### [What you are asked to do]
Please set down all the lines beneath this one exactly, without the pictures.

### [Record set]
■ ■ ■ ■

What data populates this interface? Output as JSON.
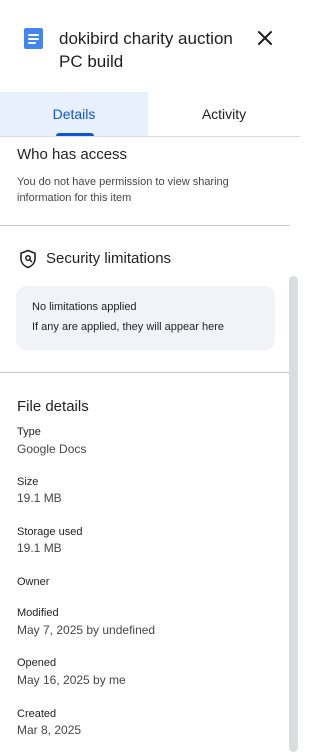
{
  "header": {
    "file_icon": "google-docs-icon",
    "title": "dokibird charity auction PC build",
    "close_icon": "close-icon"
  },
  "tabs": [
    {
      "label": "Details",
      "selected": true
    },
    {
      "label": "Activity",
      "selected": false
    }
  ],
  "access": {
    "heading": "Who has access",
    "message": "You do not have permission to view sharing information for this item"
  },
  "security": {
    "icon": "shield-lock-icon",
    "heading": "Security limitations",
    "card_title": "No limitations applied",
    "card_subtitle": "If any are applied, they will appear here"
  },
  "file_details": {
    "heading": "File details",
    "type_label": "Type",
    "type_value": "Google Docs",
    "size_label": "Size",
    "size_value": "19.1 MB",
    "storage_label": "Storage used",
    "storage_value": "19.1 MB",
    "owner_label": "Owner",
    "modified_label": "Modified",
    "modified_value": "May 7, 2025 by undefined",
    "opened_label": "Opened",
    "opened_value": "May 16, 2025 by me",
    "created_label": "Created",
    "created_value": "Mar 8, 2025"
  },
  "colors": {
    "accent": "#0b57d0",
    "selected_tab_bg": "#e8f0fe",
    "docs_icon": "#4285f4",
    "card_bg": "#f0f4f9"
  }
}
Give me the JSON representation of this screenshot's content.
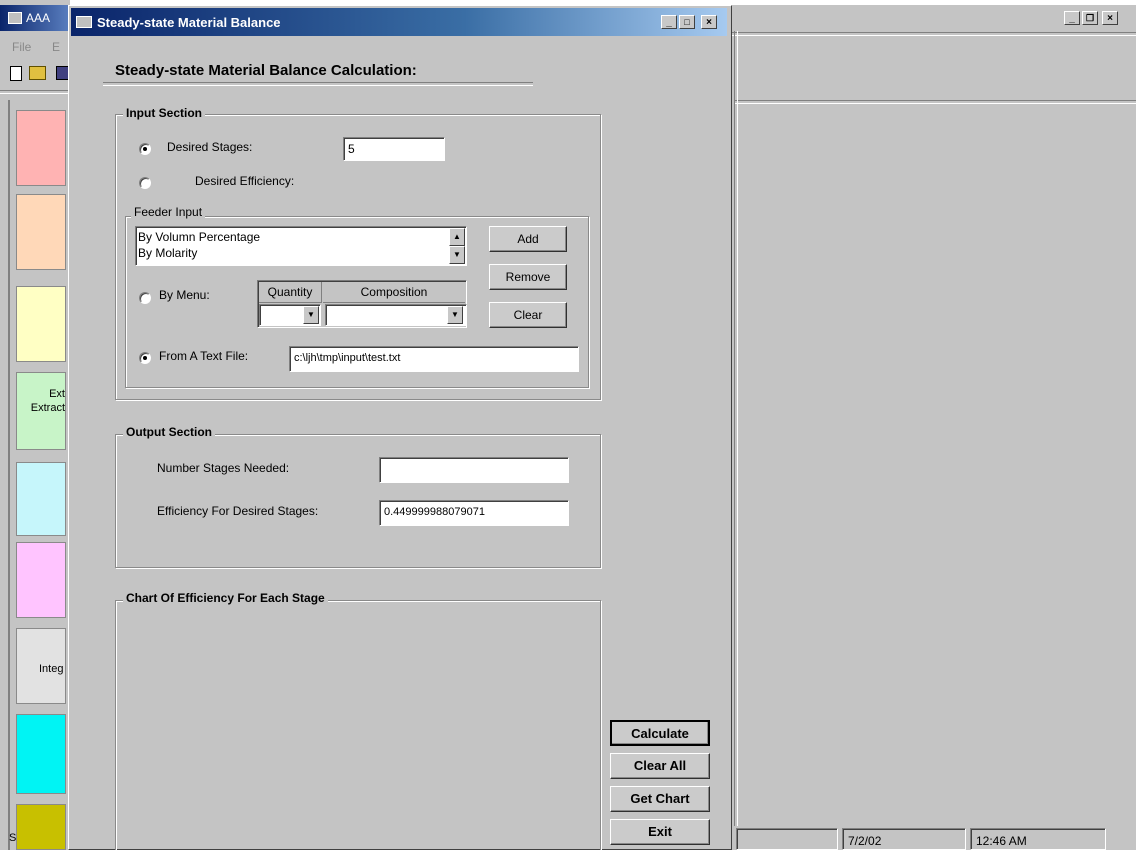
{
  "bg_app": {
    "title_partial": "AAA",
    "menu": [
      "File",
      "E"
    ],
    "swatch_labels": [
      "Ext\nExtract",
      "Integ"
    ],
    "left_status_char": "S"
  },
  "right_window": {
    "status": {
      "date": "7/2/02",
      "time": "12:46 AM"
    }
  },
  "dialog": {
    "title": "Steady-state Material Balance",
    "heading": "Steady-state Material Balance Calculation:",
    "input_section": {
      "title": "Input Section",
      "desired_stages_label": "Desired Stages:",
      "desired_stages_value": "5",
      "desired_efficiency_label": "Desired Efficiency:",
      "feeder_input": {
        "title": "Feeder Input",
        "list_items": [
          "By Volumn Percentage",
          "By Molarity"
        ],
        "by_menu_label": "By Menu:",
        "quantity_header": "Quantity",
        "composition_header": "Composition",
        "quantity_value": "",
        "composition_value": "",
        "from_text_file_label": "From  A Text File:",
        "text_file_path": "c:\\ljh\\tmp\\input\\test.txt",
        "add_label": "Add",
        "remove_label": "Remove",
        "clear_label": "Clear"
      }
    },
    "output_section": {
      "title": "Output Section",
      "stages_needed_label": "Number Stages Needed:",
      "stages_needed_value": "",
      "efficiency_label": "Efficiency For Desired Stages:",
      "efficiency_value": "0.449999988079071"
    },
    "chart_section": {
      "title": "Chart Of Efficiency For Each Stage"
    },
    "buttons": {
      "calculate": "Calculate",
      "clear_all": "Clear All",
      "get_chart": "Get Chart",
      "exit": "Exit"
    }
  },
  "colors": {
    "title_bar_start": "#0a246a",
    "title_bar_end": "#a6caf0",
    "face": "#c4c4c4",
    "swatches": [
      "#ffb3b3",
      "#ffd8b8",
      "#ffffc4",
      "#c8f4c8",
      "#c6f6fb",
      "#ffc4ff",
      "#e2e2e2",
      "#00f4f4",
      "#c8c000"
    ]
  }
}
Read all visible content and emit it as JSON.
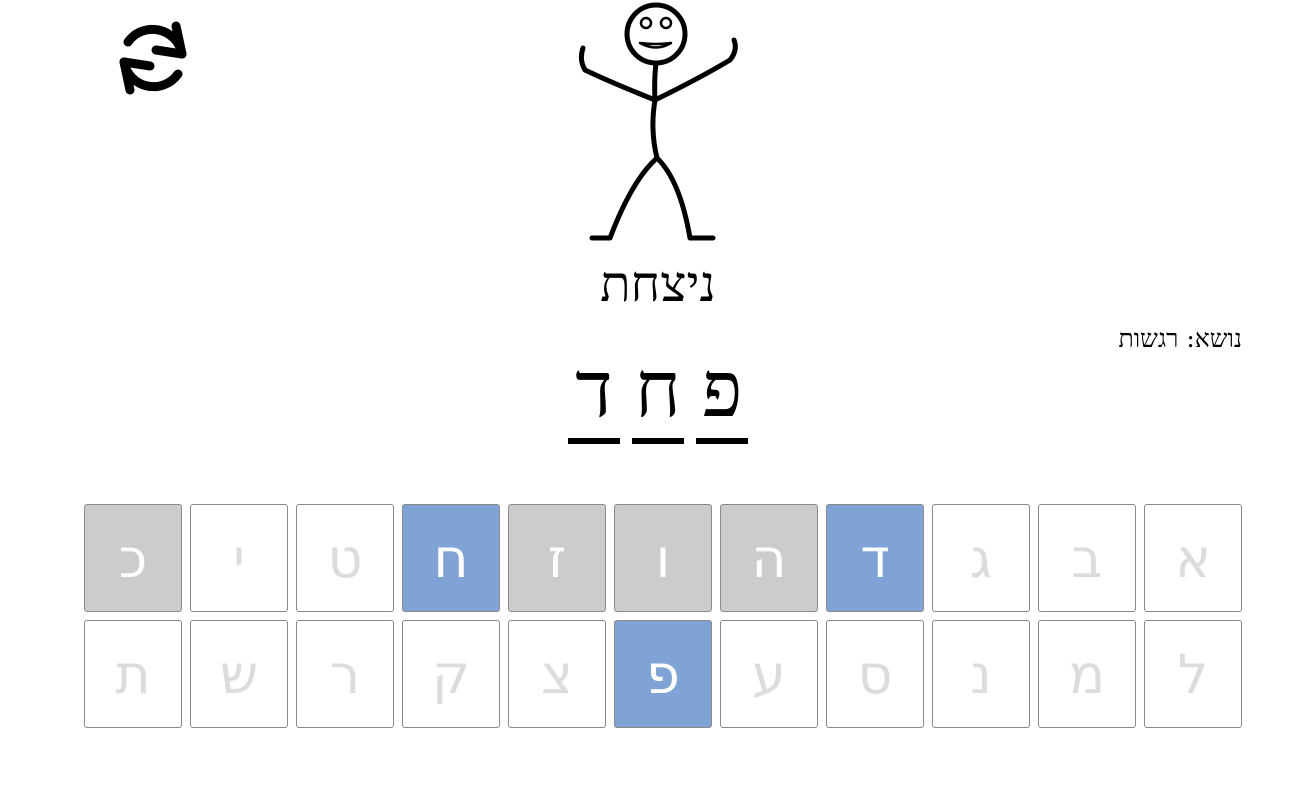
{
  "restart": {
    "icon": "refresh-icon"
  },
  "figure": {
    "icon": "stick-figure-icon",
    "state": "celebrating"
  },
  "status": "ניצחת",
  "topic": "נושא: רגשות",
  "word": {
    "letters": [
      "פ",
      "ח",
      "ד"
    ]
  },
  "keyboard": {
    "colors": {
      "default_bg": "#ffffff",
      "default_text": "#dcdcdc",
      "miss_bg": "#cccccc",
      "hit_bg": "#7fa3d5",
      "pressed_text": "#ffffff"
    },
    "keys": [
      {
        "letter": "א",
        "state": "unused"
      },
      {
        "letter": "ב",
        "state": "unused"
      },
      {
        "letter": "ג",
        "state": "unused"
      },
      {
        "letter": "ד",
        "state": "hit"
      },
      {
        "letter": "ה",
        "state": "miss"
      },
      {
        "letter": "ו",
        "state": "miss"
      },
      {
        "letter": "ז",
        "state": "miss"
      },
      {
        "letter": "ח",
        "state": "hit"
      },
      {
        "letter": "ט",
        "state": "unused"
      },
      {
        "letter": "י",
        "state": "unused"
      },
      {
        "letter": "כ",
        "state": "miss"
      },
      {
        "letter": "ל",
        "state": "unused"
      },
      {
        "letter": "מ",
        "state": "unused"
      },
      {
        "letter": "נ",
        "state": "unused"
      },
      {
        "letter": "ס",
        "state": "unused"
      },
      {
        "letter": "ע",
        "state": "unused"
      },
      {
        "letter": "פ",
        "state": "hit"
      },
      {
        "letter": "צ",
        "state": "unused"
      },
      {
        "letter": "ק",
        "state": "unused"
      },
      {
        "letter": "ר",
        "state": "unused"
      },
      {
        "letter": "ש",
        "state": "unused"
      },
      {
        "letter": "ת",
        "state": "unused"
      }
    ]
  }
}
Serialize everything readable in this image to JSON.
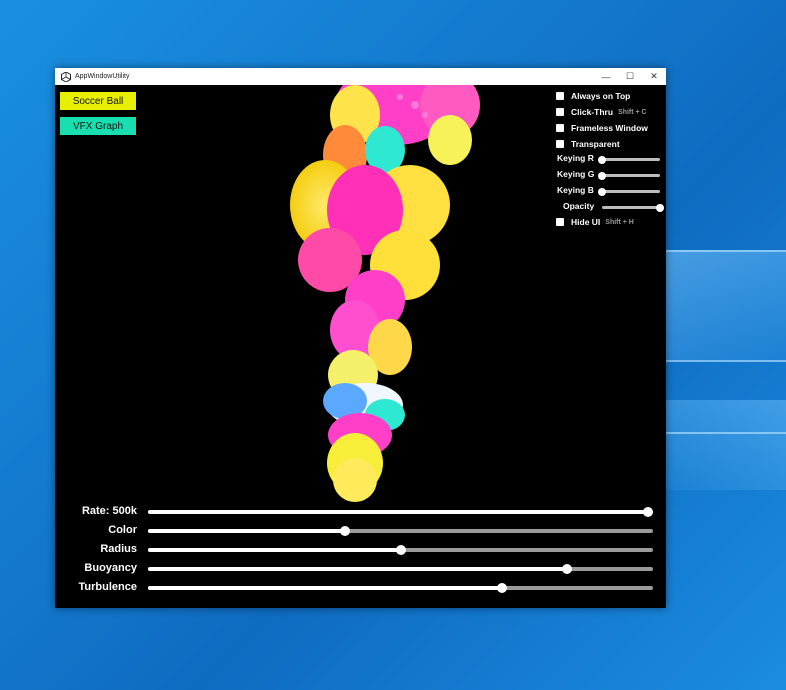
{
  "window": {
    "title": "AppWindowUtility",
    "minimize": "—",
    "maximize": "☐",
    "close": "✕"
  },
  "scene_buttons": {
    "soccer": "Soccer Ball",
    "vfx": "VFX Graph"
  },
  "options": {
    "always_on_top": "Always on Top",
    "click_thru": "Click-Thru",
    "click_thru_hint": "Shift + C",
    "frameless": "Frameless Window",
    "transparent": "Transparent",
    "keying_r": "Keying R",
    "keying_g": "Keying G",
    "keying_b": "Keying B",
    "opacity": "Opacity",
    "hide_ui": "Hide UI",
    "hide_ui_hint": "Shift + H"
  },
  "option_values": {
    "keying_r": 0,
    "keying_g": 0,
    "keying_b": 0,
    "opacity": 1.0
  },
  "sliders": [
    {
      "label": "Rate: 500k",
      "value": 1.0
    },
    {
      "label": "Color",
      "value": 0.39
    },
    {
      "label": "Radius",
      "value": 0.5
    },
    {
      "label": "Buoyancy",
      "value": 0.83
    },
    {
      "label": "Turbulence",
      "value": 0.7
    }
  ]
}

■ ■ ■ ■

### [Correct response]
What data populates this interface? Output as JSON.
{
  "header": {
    "file_icon": "google-docs-icon",
    "title": "dokibird charity auction PC build",
    "close_icon": "close-icon"
  },
  "tabs": [
    {
      "label": "Details",
      "selected": true
    },
    {
      "label": "Activity",
      "selected": false
    }
  ],
  "access": {
    "heading": "Who has access",
    "message": "You do not have permission to view sharing information for this item"
  },
  "security": {
    "icon": "shield-lock-icon",
    "heading": "Security limitations",
    "card_title": "No limitations applied",
    "card_subtitle": "If any are applied, they will appear here"
  },
  "file_details": {
    "heading": "File details",
    "type_label": "Type",
    "type_value": "Google Docs",
    "size_label": "Size",
    "size_value": "19.1 MB",
    "storage_label": "Storage used",
    "storage_value": "19.1 MB",
    "owner_label": "Owner",
    "modified_label": "Modified",
    "modified_value": "May 7, 2025 by undefined",
    "opened_label": "Opened",
    "opened_value": "May 16, 2025 by me",
    "created_label": "Created",
    "created_value": "Mar 8, 2025"
  },
  "colors": {
    "accent": "#0b57d0",
    "selected_tab_bg": "#e8f0fe",
    "docs_icon": "#4285f4",
    "card_bg": "#f0f4f9"
  }
}
Give me the JSON representation of this screenshot's content.
{
  "bg_app": {
    "title_partial": "AAA",
    "menu": [
      "File",
      "E"
    ],
    "swatch_labels": [
      "Ext\nExtract",
      "Integ"
    ],
    "left_status_char": "S"
  },
  "right_window": {
    "status": {
      "date": "7/2/02",
      "time": "12:46 AM"
    }
  },
  "dialog": {
    "title": "Steady-state Material Balance",
    "heading": "Steady-state Material Balance Calculation:",
    "input_section": {
      "title": "Input Section",
      "desired_stages_label": "Desired Stages:",
      "desired_stages_value": "5",
      "desired_efficiency_label": "Desired Efficiency:",
      "feeder_input": {
        "title": "Feeder Input",
        "list_items": [
          "By Volumn Percentage",
          "By Molarity"
        ],
        "by_menu_label": "By Menu:",
        "quantity_header": "Quantity",
        "composition_header": "Composition",
        "quantity_value": "",
        "composition_value": "",
        "from_text_file_label": "From  A Text File:",
        "text_file_path": "c:\\ljh\\tmp\\input\\test.txt",
        "add_label": "Add",
        "remove_label": "Remove",
        "clear_label": "Clear"
      }
    },
    "output_section": {
      "title": "Output Section",
      "stages_needed_label": "Number Stages Needed:",
      "stages_needed_value": "",
      "efficiency_label": "Efficiency For Desired Stages:",
      "efficiency_value": "0.449999988079071"
    },
    "chart_section": {
      "title": "Chart Of Efficiency For Each Stage"
    },
    "buttons": {
      "calculate": "Calculate",
      "clear_all": "Clear All",
      "get_chart": "Get Chart",
      "exit": "Exit"
    }
  },
  "colors": {
    "title_bar_start": "#0a246a",
    "title_bar_end": "#a6caf0",
    "face": "#c4c4c4",
    "swatches": [
      "#ffb3b3",
      "#ffd8b8",
      "#ffffc4",
      "#c8f4c8",
      "#c6f6fb",
      "#ffc4ff",
      "#e2e2e2",
      "#00f4f4",
      "#c8c000"
    ]
  }
}
Read all visible content and emit it as JSON.
{
  "restart": {
    "icon": "refresh-icon"
  },
  "figure": {
    "icon": "stick-figure-icon",
    "state": "celebrating"
  },
  "status": "ניצחת",
  "topic": "נושא: רגשות",
  "word": {
    "letters": [
      "פ",
      "ח",
      "ד"
    ]
  },
  "keyboard": {
    "colors": {
      "default_bg": "#ffffff",
      "default_text": "#dcdcdc",
      "miss_bg": "#cccccc",
      "hit_bg": "#7fa3d5",
      "pressed_text": "#ffffff"
    },
    "keys": [
      {
        "letter": "א",
        "state": "unused"
      },
      {
        "letter": "ב",
        "state": "unused"
      },
      {
        "letter": "ג",
        "state": "unused"
      },
      {
        "letter": "ד",
        "state": "hit"
      },
      {
        "letter": "ה",
        "state": "miss"
      },
      {
        "letter": "ו",
        "state": "miss"
      },
      {
        "letter": "ז",
        "state": "miss"
      },
      {
        "letter": "ח",
        "state": "hit"
      },
      {
        "letter": "ט",
        "state": "unused"
      },
      {
        "letter": "י",
        "state": "unused"
      },
      {
        "letter": "כ",
        "state": "miss"
      },
      {
        "letter": "ל",
        "state": "unused"
      },
      {
        "letter": "מ",
        "state": "unused"
      },
      {
        "letter": "נ",
        "state": "unused"
      },
      {
        "letter": "ס",
        "state": "unused"
      },
      {
        "letter": "ע",
        "state": "unused"
      },
      {
        "letter": "פ",
        "state": "hit"
      },
      {
        "letter": "צ",
        "state": "unused"
      },
      {
        "letter": "ק",
        "state": "unused"
      },
      {
        "letter": "ר",
        "state": "unused"
      },
      {
        "letter": "ש",
        "state": "unused"
      },
      {
        "letter": "ת",
        "state": "unused"
      }
    ]
  }
}
Serialize everything readable in this image to JSON.
{
  "window": {
    "title": "AppWindowUtility",
    "minimize": "—",
    "maximize": "☐",
    "close": "✕"
  },
  "scene_buttons": {
    "soccer": "Soccer Ball",
    "vfx": "VFX Graph"
  },
  "options": {
    "always_on_top": "Always on Top",
    "click_thru": "Click-Thru",
    "click_thru_hint": "Shift + C",
    "frameless": "Frameless Window",
    "transparent": "Transparent",
    "keying_r": "Keying R",
    "keying_g": "Keying G",
    "keying_b": "Keying B",
    "opacity": "Opacity",
    "hide_ui": "Hide UI",
    "hide_ui_hint": "Shift + H"
  },
  "option_values": {
    "keying_r": 0,
    "keying_g": 0,
    "keying_b": 0,
    "opacity": 1.0
  },
  "sliders": [
    {
      "label": "Rate: 500k",
      "value": 1.0
    },
    {
      "label": "Color",
      "value": 0.39
    },
    {
      "label": "Radius",
      "value": 0.5
    },
    {
      "label": "Buoyancy",
      "value": 0.83
    },
    {
      "label": "Turbulence",
      "value": 0.7
    }
  ]
}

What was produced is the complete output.